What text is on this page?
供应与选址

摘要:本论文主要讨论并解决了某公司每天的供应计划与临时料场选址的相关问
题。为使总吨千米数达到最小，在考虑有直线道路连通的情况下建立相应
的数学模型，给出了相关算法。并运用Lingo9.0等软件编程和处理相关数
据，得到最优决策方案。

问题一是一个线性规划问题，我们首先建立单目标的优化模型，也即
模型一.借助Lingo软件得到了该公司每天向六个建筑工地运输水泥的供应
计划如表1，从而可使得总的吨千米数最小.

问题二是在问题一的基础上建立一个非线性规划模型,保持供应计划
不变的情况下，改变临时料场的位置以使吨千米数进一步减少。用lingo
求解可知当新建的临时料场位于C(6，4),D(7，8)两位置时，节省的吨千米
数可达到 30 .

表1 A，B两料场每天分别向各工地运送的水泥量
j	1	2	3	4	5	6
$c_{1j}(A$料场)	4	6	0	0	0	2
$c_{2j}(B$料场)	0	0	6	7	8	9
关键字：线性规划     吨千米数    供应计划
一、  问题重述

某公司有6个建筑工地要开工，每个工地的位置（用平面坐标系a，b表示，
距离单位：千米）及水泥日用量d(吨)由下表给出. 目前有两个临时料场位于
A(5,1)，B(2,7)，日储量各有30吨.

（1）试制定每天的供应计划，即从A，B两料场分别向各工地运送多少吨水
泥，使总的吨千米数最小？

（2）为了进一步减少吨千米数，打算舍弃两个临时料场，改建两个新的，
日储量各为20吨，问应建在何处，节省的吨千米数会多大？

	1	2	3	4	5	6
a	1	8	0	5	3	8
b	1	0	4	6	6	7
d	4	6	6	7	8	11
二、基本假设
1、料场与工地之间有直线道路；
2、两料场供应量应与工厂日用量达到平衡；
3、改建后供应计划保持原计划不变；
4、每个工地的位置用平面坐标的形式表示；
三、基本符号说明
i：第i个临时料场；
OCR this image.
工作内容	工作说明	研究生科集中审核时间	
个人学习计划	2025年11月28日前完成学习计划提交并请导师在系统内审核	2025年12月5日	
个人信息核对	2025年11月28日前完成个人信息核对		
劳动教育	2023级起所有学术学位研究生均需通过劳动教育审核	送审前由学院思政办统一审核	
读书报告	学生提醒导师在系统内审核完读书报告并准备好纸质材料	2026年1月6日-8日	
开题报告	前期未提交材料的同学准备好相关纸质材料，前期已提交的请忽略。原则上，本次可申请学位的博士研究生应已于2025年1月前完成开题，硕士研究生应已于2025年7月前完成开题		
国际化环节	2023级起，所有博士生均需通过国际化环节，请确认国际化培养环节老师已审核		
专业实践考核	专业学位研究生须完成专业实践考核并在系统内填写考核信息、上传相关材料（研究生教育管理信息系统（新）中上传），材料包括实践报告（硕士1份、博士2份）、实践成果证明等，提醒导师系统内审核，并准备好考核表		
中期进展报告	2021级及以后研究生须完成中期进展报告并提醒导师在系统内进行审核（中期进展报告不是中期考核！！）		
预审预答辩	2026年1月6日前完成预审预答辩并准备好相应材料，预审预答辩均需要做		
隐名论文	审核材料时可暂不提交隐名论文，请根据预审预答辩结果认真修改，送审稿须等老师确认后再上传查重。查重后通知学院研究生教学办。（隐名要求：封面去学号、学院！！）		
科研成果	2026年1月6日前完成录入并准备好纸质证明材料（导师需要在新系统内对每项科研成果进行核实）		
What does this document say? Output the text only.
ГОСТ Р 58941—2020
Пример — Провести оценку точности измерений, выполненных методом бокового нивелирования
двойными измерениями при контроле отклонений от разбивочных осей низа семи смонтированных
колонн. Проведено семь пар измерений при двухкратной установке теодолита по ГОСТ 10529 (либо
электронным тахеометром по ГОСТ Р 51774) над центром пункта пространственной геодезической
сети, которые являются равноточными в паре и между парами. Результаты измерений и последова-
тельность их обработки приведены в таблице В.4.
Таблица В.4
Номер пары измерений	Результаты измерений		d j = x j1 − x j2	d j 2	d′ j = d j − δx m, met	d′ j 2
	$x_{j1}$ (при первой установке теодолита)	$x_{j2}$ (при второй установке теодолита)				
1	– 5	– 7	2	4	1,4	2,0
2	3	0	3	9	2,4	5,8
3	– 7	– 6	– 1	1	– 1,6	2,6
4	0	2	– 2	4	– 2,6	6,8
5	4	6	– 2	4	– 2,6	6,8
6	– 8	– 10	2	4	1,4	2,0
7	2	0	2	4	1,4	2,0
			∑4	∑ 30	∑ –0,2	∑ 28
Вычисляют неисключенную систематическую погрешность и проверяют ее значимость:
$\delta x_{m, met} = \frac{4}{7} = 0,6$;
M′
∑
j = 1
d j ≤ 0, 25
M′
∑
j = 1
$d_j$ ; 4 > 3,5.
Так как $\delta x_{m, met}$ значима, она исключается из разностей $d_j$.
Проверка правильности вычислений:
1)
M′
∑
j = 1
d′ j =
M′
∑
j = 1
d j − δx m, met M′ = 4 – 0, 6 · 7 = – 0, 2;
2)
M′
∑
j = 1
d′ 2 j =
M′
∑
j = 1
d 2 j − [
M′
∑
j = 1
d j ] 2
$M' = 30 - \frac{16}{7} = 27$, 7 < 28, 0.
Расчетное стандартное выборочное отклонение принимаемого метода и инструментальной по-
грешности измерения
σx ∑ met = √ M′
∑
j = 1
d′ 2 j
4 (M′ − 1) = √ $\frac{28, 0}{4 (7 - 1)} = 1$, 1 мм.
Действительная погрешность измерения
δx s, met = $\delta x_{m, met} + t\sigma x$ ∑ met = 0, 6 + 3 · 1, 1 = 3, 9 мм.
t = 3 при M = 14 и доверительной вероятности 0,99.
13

Aim of the task:
From the entries above, return each line with the word "теодолита" in it.

In response:
колонн. Проведено семь пар измерений при двухкратной установке теодолита по ГОСТ 10529 (либо
	$x_{j1}$ (при первой установке теодолита)	$x_{j2}$ (при второй установке теодолита)				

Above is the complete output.